# RECORDS FOR THE TASK
########################################

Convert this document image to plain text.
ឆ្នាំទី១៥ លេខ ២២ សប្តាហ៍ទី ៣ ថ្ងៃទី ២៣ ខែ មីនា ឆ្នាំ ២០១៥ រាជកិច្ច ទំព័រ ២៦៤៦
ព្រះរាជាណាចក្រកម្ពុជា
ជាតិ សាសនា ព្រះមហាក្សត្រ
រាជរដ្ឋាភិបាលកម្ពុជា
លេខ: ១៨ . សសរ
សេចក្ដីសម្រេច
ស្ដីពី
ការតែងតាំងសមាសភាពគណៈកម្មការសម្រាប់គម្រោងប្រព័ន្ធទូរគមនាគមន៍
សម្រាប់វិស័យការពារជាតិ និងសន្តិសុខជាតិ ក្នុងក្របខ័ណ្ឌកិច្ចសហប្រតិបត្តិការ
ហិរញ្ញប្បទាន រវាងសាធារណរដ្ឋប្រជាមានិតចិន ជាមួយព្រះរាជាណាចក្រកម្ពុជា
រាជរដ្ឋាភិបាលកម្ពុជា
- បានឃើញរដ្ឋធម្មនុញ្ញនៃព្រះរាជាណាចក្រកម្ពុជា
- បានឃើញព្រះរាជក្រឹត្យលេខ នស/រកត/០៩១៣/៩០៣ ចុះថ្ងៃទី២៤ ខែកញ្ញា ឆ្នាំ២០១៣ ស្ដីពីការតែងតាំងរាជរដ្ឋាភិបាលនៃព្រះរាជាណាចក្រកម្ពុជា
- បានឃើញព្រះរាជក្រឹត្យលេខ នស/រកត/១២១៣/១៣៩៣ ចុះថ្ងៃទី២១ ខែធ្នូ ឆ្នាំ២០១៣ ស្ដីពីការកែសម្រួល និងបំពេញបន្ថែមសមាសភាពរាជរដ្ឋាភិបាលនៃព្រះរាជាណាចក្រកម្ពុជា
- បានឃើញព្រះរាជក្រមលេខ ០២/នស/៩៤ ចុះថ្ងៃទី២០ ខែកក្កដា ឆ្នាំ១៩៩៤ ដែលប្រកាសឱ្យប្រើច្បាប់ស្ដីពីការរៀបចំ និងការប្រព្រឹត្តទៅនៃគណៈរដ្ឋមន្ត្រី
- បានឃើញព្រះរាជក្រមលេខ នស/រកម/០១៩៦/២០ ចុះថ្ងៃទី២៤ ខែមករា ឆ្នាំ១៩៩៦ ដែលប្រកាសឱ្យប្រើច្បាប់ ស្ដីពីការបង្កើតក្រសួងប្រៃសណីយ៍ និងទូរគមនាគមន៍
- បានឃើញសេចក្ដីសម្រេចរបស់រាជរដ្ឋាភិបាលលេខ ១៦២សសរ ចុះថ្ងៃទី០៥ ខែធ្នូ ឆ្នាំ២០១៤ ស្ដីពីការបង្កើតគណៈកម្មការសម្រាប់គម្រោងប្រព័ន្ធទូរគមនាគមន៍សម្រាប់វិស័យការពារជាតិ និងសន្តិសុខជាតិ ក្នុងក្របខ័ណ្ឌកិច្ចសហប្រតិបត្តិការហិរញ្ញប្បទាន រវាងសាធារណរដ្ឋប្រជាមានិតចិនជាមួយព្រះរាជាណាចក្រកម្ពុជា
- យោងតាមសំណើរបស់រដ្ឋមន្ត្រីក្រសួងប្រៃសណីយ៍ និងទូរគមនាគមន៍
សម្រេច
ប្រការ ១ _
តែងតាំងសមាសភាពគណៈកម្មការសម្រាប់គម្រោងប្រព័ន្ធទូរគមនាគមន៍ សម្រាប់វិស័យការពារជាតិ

########################################

Repeat all of the entries exactly.

Convert this document image to plain text.
ឆ្នាំទី១៥ លេខ ២២ សប្តាហ៍ទី ៣ ថ្ងៃទី ២៣ ខែ មីនា ឆ្នាំ ២០១៥ រាជកិច្ច ទំព័រ ២៦៤៦
ព្រះរាជាណាចក្រកម្ពុជា
ជាតិ សាសនា ព្រះមហាក្សត្រ
រាជរដ្ឋាភិបាលកម្ពុជា
លេខ: ១៨ . សសរ
សេចក្ដីសម្រេច
ស្ដីពី
ការតែងតាំងសមាសភាពគណៈកម្មការសម្រាប់គម្រោងប្រព័ន្ធទូរគមនាគមន៍
សម្រាប់វិស័យការពារជាតិ និងសន្តិសុខជាតិ ក្នុងក្របខ័ណ្ឌកិច្ចសហប្រតិបត្តិការ
ហិរញ្ញប្បទាន រវាងសាធារណរដ្ឋប្រជាមានិតចិន ជាមួយព្រះរាជាណាចក្រកម្ពុជា
រាជរដ្ឋាភិបាលកម្ពុជា
- បានឃើញរដ្ឋធម្មនុញ្ញនៃព្រះរាជាណាចក្រកម្ពុជា
- បានឃើញព្រះរាជក្រឹត្យលេខ នស/រកត/០៩១៣/៩០៣ ចុះថ្ងៃទី២៤ ខែកញ្ញា ឆ្នាំ២០១៣ ស្ដីពីការតែងតាំងរាជរដ្ឋាភិបាលនៃព្រះរាជាណាចក្រកម្ពុជា
- បានឃើញព្រះរាជក្រឹត្យលេខ នស/រកត/១២១៣/១៣៩៣ ចុះថ្ងៃទី២១ ខែធ្នូ ឆ្នាំ២០១៣ ស្ដីពីការកែសម្រួល និងបំពេញបន្ថែមសមាសភាពរាជរដ្ឋាភិបាលនៃព្រះរាជាណាចក្រកម្ពុជា
- បានឃើញព្រះរាជក្រមលេខ ០២/នស/៩៤ ចុះថ្ងៃទី២០ ខែកក្កដា ឆ្នាំ១៩៩៤ ដែលប្រកាសឱ្យប្រើច្បាប់ស្ដីពីការរៀបចំ និងការប្រព្រឹត្តទៅនៃគណៈរដ្ឋមន្ត្រី
- បានឃើញព្រះរាជក្រមលេខ នស/រកម/០១៩៦/២០ ចុះថ្ងៃទី២៤ ខែមករា ឆ្នាំ១៩៩៦ ដែលប្រកាសឱ្យប្រើច្បាប់ ស្ដីពីការបង្កើតក្រសួងប្រៃសណីយ៍ និងទូរគមនាគមន៍
- បានឃើញសេចក្ដីសម្រេចរបស់រាជរដ្ឋាភិបាលលេខ ១៦២សសរ ចុះថ្ងៃទី០៥ ខែធ្នូ ឆ្នាំ២០១៤ ស្ដីពីការបង្កើតគណៈកម្មការសម្រាប់គម្រោងប្រព័ន្ធទូរគមនាគមន៍សម្រាប់វិស័យការពារជាតិ និងសន្តិសុខជាតិ ក្នុងក្របខ័ណ្ឌកិច្ចសហប្រតិបត្តិការហិរញ្ញប្បទាន រវាងសាធារណរដ្ឋប្រជាមានិតចិនជាមួយព្រះរាជាណាចក្រកម្ពុជា
- យោងតាមសំណើរបស់រដ្ឋមន្ត្រីក្រសួងប្រៃសណីយ៍ និងទូរគមនាគមន៍
សម្រេច
ប្រការ ១ _
តែងតាំងសមាសភាពគណៈកម្មការសម្រាប់គម្រោងប្រព័ន្ធទូរគមនាគមន៍ សម្រាប់វិស័យការពារជាតិ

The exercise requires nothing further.